WHAT IS ASKED. Below is a block of records; repeat all of them exactly.

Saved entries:
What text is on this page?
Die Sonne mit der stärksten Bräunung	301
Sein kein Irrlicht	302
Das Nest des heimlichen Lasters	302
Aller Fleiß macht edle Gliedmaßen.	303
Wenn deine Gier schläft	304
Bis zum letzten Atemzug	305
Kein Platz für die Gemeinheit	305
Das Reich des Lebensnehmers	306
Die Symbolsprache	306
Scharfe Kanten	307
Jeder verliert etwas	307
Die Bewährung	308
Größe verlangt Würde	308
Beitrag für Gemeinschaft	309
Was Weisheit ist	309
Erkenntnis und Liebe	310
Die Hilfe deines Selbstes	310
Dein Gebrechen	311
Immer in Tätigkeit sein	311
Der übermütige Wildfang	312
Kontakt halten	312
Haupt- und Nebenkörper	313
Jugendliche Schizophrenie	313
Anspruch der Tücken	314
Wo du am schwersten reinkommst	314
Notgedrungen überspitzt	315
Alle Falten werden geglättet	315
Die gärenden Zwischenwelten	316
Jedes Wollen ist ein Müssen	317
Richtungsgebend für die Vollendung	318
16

WRITTEN ANSWER.
What text is on this page?
Die Sonne mit der stärksten Bräunung	301
Sein kein Irrlicht	302
Das Nest des heimlichen Lasters	302
Aller Fleiß macht edle Gliedmaßen.	303
Wenn deine Gier schläft	304
Bis zum letzten Atemzug	305
Kein Platz für die Gemeinheit	305
Das Reich des Lebensnehmers	306
Die Symbolsprache	306
Scharfe Kanten	307
Jeder verliert etwas	307
Die Bewährung	308
Größe verlangt Würde	308
Beitrag für Gemeinschaft	309
Was Weisheit ist	309
Erkenntnis und Liebe	310
Die Hilfe deines Selbstes	310
Dein Gebrechen	311
Immer in Tätigkeit sein	311
Der übermütige Wildfang	312
Kontakt halten	312
Haupt- und Nebenkörper	313
Jugendliche Schizophrenie	313
Anspruch der Tücken	314
Wo du am schwersten reinkommst	314
Notgedrungen überspitzt	315
Alle Falten werden geglättet	315
Die gärenden Zwischenwelten	316
Jedes Wollen ist ein Müssen	317
Richtungsgebend für die Vollendung	318
16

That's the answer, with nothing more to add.